----- INPUT MATERIAL -----

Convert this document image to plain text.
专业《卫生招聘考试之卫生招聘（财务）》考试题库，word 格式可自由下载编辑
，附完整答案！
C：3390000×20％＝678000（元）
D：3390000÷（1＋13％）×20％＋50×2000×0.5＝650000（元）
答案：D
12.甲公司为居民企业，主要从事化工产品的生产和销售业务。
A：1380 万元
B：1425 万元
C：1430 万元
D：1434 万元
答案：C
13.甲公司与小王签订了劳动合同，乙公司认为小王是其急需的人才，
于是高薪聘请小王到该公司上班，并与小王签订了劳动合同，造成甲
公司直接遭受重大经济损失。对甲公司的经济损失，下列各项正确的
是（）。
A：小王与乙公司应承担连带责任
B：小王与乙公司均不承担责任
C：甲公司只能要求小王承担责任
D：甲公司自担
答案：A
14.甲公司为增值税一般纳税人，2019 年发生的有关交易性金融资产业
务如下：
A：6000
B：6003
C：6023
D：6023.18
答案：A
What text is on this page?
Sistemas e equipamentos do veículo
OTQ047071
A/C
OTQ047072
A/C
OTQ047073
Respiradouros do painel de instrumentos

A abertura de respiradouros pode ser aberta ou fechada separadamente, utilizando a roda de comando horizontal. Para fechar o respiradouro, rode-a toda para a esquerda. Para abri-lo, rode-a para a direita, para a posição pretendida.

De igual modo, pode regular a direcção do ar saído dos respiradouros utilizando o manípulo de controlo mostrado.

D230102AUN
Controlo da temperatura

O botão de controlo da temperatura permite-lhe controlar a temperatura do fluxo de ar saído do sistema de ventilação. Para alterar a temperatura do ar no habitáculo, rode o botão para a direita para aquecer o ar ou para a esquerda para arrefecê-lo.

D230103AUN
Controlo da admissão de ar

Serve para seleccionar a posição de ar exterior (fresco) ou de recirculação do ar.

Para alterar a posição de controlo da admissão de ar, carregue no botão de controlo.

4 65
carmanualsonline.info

-----

- **YOUR INSTRUCTIONS**: Using the entries above, return each line that includes the word "admissão".

- **EXERCISE ANSWER**:
Controlo da admissão de ar
Para alterar a posição de controlo da admissão de ar, carregue no botão de controlo.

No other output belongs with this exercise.